▶ _DATASET ROWS_:
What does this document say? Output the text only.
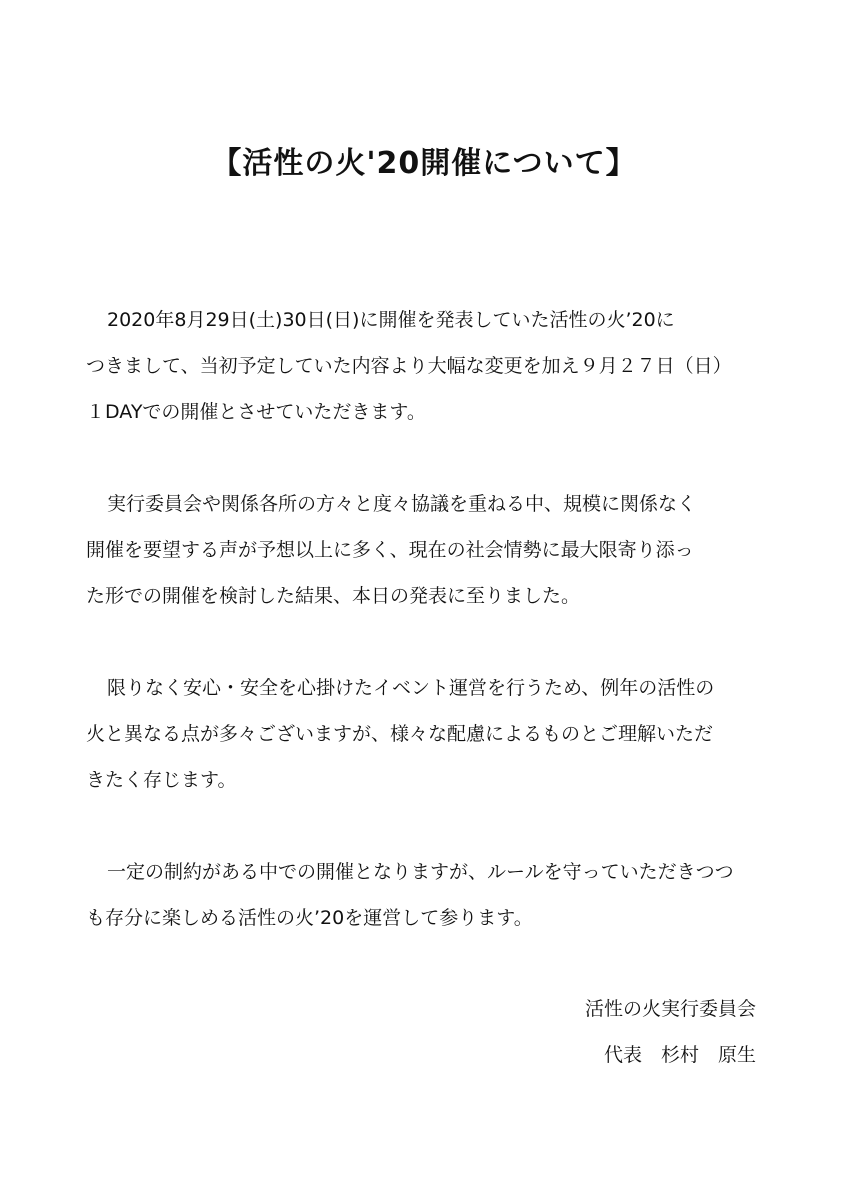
【活性の火'20開催について】

2020年8月29日(土)30日(日)に開催を発表していた活性の火’20に
つきまして、当初予定していた内容より大幅な変更を加え９月２７日（日）
１DAYでの開催とさせていただきます。

実行委員会や関係各所の方々と度々協議を重ねる中、規模に関係なく
開催を要望する声が予想以上に多く、現在の社会情勢に最大限寄り添っ
た形での開催を検討した結果、本日の発表に至りました。

限りなく安心・安全を心掛けたイベント運営を行うため、例年の活性の
火と異なる点が多々ございますが、様々な配慮によるものとご理解いただ
きたく存じます。

一定の制約がある中での開催となりますが、ルールを守っていただきつつ
も存分に楽しめる活性の火’20を運営して参ります。

活性の火実行委員会
代表　杉村　原生
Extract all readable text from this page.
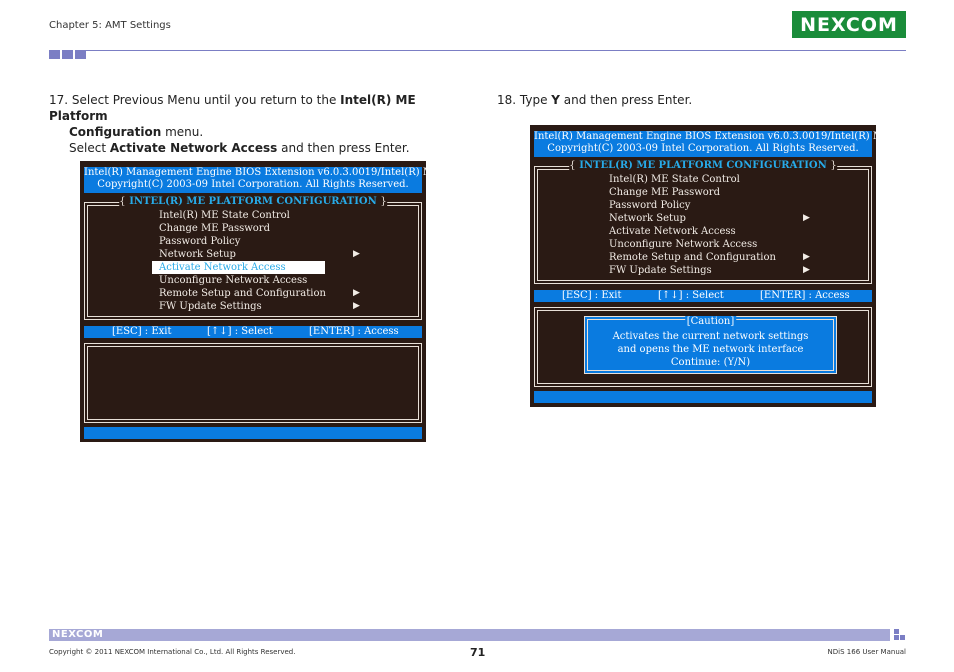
Chapter 5: AMT Settings	NEXCOM
17. Select Previous Menu until you return to the Intel(R) ME Platform
Configuration menu.
Select Activate Network Access and then press Enter.
18. Type Y and then press Enter.
Intel(R) Management Engine BIOS Extension v6.0.3.0019/Intel(R) ME v6.0.3.1195
Copyright(C) 2003-09 Intel Corporation. All Rights Reserved.
{ INTEL(R) ME PLATFORM CONFIGURATION }
Intel(R) ME State Control
Change ME Password
Password Policy
Network Setup	▶
Activate Network Access
Unconfigure Network Access
Remote Setup and Configuration	▶
FW Update Settings	▶
[ESC] : Exit	[↑↓] : Select	[ENTER] : Access
Intel(R) Management Engine BIOS Extension v6.0.3.0019/Intel(R) ME v6.0.3.1195
Copyright(C) 2003-09 Intel Corporation. All Rights Reserved.
{ INTEL(R) ME PLATFORM CONFIGURATION }
Intel(R) ME State Control
Change ME Password
Password Policy
Network Setup	▶
Activate Network Access
Unconfigure Network Access
Remote Setup and Configuration	▶
FW Update Settings	▶
[ESC] : Exit	[↑↓] : Select	[ENTER] : Access
[Caution]
Activates the current network settings
and opens the ME network interface
Continue: (Y/N)
NEXCOM
Copyright © 2011 NEXCOM International Co., Ltd. All Rights Reserved.	71	NDiS 166 User Manual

▶ _WORK TO BE COMPLETED_:
Each line of the material must be retyped exactly, except that images are omitted.

▶ _RIGHT ANSWER_:
What does this document say? Output the text only.
【活性の火'20開催について】

2020年8月29日(土)30日(日)に開催を発表していた活性の火’20に
つきまして、当初予定していた内容より大幅な変更を加え９月２７日（日）
１DAYでの開催とさせていただきます。

実行委員会や関係各所の方々と度々協議を重ねる中、規模に関係なく
開催を要望する声が予想以上に多く、現在の社会情勢に最大限寄り添っ
た形での開催を検討した結果、本日の発表に至りました。

限りなく安心・安全を心掛けたイベント運営を行うため、例年の活性の
火と異なる点が多々ございますが、様々な配慮によるものとご理解いただ
きたく存じます。

一定の制約がある中での開催となりますが、ルールを守っていただきつつ
も存分に楽しめる活性の火’20を運営して参ります。

活性の火実行委員会
代表　杉村　原生
Extract all readable text from this page.
Chapter 5: AMT Settings	NEXCOM
17. Select Previous Menu until you return to the Intel(R) ME Platform
Configuration menu.
Select Activate Network Access and then press Enter.
18. Type Y and then press Enter.
Intel(R) Management Engine BIOS Extension v6.0.3.0019/Intel(R) ME v6.0.3.1195
Copyright(C) 2003-09 Intel Corporation. All Rights Reserved.
{ INTEL(R) ME PLATFORM CONFIGURATION }
Intel(R) ME State Control
Change ME Password
Password Policy
Network Setup	▶
Activate Network Access
Unconfigure Network Access
Remote Setup and Configuration	▶
FW Update Settings	▶
[ESC] : Exit	[↑↓] : Select	[ENTER] : Access
Intel(R) Management Engine BIOS Extension v6.0.3.0019/Intel(R) ME v6.0.3.1195
Copyright(C) 2003-09 Intel Corporation. All Rights Reserved.
{ INTEL(R) ME PLATFORM CONFIGURATION }
Intel(R) ME State Control
Change ME Password
Password Policy
Network Setup	▶
Activate Network Access
Unconfigure Network Access
Remote Setup and Configuration	▶
FW Update Settings	▶
[ESC] : Exit	[↑↓] : Select	[ENTER] : Access
[Caution]
Activates the current network settings
and opens the ME network interface
Continue: (Y/N)
NEXCOM
Copyright © 2011 NEXCOM International Co., Ltd. All Rights Reserved.	71	NDiS 166 User Manual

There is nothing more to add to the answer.